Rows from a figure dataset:
▼

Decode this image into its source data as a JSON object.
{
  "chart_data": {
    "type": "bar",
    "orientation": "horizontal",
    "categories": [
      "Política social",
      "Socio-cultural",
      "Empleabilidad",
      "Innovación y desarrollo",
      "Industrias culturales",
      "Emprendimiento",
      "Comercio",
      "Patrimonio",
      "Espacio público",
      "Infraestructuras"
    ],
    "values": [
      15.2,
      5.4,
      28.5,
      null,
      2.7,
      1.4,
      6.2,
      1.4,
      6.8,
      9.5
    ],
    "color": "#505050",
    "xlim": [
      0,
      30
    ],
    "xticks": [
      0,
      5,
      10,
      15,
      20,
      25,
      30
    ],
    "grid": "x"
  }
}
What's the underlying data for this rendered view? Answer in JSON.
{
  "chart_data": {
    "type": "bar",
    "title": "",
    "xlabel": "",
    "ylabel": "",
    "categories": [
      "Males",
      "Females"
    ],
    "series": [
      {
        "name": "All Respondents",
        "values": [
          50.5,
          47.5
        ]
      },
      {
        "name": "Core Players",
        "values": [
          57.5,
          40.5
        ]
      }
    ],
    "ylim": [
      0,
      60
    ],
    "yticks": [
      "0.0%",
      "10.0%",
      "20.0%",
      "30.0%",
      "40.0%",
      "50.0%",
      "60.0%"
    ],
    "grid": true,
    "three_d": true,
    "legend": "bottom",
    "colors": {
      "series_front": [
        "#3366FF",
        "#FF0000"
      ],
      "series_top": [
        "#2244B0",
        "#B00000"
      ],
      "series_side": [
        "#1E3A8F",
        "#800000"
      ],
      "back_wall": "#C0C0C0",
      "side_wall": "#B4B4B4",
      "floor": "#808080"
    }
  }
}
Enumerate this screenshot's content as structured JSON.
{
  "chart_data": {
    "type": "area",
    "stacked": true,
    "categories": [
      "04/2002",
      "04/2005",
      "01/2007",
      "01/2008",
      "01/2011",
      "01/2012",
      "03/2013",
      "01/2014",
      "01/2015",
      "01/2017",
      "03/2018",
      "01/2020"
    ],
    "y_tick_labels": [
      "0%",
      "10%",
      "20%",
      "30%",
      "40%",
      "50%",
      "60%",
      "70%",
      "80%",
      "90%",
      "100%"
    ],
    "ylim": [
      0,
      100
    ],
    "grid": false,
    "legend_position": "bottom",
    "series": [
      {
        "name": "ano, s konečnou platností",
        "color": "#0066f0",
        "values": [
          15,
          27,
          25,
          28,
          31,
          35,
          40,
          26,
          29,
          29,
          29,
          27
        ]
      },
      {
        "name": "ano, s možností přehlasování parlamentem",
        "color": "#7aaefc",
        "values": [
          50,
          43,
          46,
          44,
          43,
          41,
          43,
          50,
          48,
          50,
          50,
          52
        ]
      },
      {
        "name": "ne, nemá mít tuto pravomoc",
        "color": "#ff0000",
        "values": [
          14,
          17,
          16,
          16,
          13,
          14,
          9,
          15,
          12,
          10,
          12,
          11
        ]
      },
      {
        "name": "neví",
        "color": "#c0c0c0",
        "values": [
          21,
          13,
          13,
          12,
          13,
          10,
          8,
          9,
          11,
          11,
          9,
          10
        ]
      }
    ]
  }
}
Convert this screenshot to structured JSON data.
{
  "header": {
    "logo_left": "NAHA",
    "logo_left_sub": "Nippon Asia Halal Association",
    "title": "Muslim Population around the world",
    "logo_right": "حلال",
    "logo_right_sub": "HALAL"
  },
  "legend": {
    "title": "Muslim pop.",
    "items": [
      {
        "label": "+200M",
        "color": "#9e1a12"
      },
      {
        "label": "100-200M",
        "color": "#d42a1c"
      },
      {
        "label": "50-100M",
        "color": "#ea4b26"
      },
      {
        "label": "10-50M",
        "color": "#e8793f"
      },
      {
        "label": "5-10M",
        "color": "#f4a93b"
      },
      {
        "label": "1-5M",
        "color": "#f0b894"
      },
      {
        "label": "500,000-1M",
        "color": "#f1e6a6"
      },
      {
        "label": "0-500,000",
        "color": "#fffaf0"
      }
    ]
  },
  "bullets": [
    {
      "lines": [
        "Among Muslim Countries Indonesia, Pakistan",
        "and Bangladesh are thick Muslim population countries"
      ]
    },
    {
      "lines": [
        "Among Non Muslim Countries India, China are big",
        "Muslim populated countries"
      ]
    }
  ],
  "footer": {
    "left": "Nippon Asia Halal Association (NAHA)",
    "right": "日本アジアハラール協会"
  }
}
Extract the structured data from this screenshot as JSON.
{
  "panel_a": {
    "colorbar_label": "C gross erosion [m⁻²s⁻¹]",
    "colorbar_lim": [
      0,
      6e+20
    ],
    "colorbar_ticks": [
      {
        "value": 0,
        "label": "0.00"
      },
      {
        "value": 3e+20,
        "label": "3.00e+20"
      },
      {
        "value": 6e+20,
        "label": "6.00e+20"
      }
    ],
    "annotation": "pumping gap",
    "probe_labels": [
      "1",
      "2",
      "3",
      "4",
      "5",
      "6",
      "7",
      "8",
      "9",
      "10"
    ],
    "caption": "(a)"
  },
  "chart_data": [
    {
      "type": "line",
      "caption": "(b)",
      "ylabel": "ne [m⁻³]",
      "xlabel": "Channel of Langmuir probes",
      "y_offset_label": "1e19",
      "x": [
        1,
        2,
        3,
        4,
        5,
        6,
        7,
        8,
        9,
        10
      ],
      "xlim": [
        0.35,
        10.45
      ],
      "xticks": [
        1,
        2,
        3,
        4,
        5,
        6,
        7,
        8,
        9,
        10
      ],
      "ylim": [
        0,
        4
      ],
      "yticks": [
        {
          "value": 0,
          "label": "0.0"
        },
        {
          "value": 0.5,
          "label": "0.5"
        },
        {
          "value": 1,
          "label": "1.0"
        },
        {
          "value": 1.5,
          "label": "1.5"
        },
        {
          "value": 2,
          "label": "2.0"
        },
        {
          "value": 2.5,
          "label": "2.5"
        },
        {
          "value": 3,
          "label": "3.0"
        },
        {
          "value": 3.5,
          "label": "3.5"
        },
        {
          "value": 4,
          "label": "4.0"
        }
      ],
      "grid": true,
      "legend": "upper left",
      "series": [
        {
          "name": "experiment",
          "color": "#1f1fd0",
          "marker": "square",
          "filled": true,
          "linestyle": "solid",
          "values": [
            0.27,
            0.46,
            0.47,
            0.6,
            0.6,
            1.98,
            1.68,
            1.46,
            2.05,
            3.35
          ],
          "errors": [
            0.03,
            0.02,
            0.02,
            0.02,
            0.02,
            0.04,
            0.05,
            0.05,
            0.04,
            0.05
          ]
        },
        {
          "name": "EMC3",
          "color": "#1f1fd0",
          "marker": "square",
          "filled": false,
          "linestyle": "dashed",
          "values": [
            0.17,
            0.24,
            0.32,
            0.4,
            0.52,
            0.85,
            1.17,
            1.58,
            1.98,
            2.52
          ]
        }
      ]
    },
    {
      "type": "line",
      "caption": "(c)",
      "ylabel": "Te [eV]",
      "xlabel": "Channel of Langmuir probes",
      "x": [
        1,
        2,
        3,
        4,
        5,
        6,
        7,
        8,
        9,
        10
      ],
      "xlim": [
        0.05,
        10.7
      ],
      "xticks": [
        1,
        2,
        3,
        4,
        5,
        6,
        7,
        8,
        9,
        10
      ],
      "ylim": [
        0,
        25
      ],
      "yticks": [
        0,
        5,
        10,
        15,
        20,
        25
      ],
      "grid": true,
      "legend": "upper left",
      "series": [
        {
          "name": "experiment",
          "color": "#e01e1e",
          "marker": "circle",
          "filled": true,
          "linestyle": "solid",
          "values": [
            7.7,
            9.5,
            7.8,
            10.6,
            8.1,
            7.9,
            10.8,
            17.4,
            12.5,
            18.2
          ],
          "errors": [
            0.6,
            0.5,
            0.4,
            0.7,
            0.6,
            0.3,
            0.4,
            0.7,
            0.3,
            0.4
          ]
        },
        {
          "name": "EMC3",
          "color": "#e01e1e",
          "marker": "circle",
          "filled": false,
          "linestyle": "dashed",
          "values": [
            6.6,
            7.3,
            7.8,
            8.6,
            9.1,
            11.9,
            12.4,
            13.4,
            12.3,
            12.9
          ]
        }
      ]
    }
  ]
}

▲

Go through the records and gather the lines that hold "Muslim".

    "title": "Muslim Population around the world",
    "title": "Muslim pop.",
        "Among Muslim Countries Indonesia, Pakistan",
        "and Bangladesh are thick Muslim population countries"
        "Among Non Muslim Countries India, China are big",
        "Muslim populated countries"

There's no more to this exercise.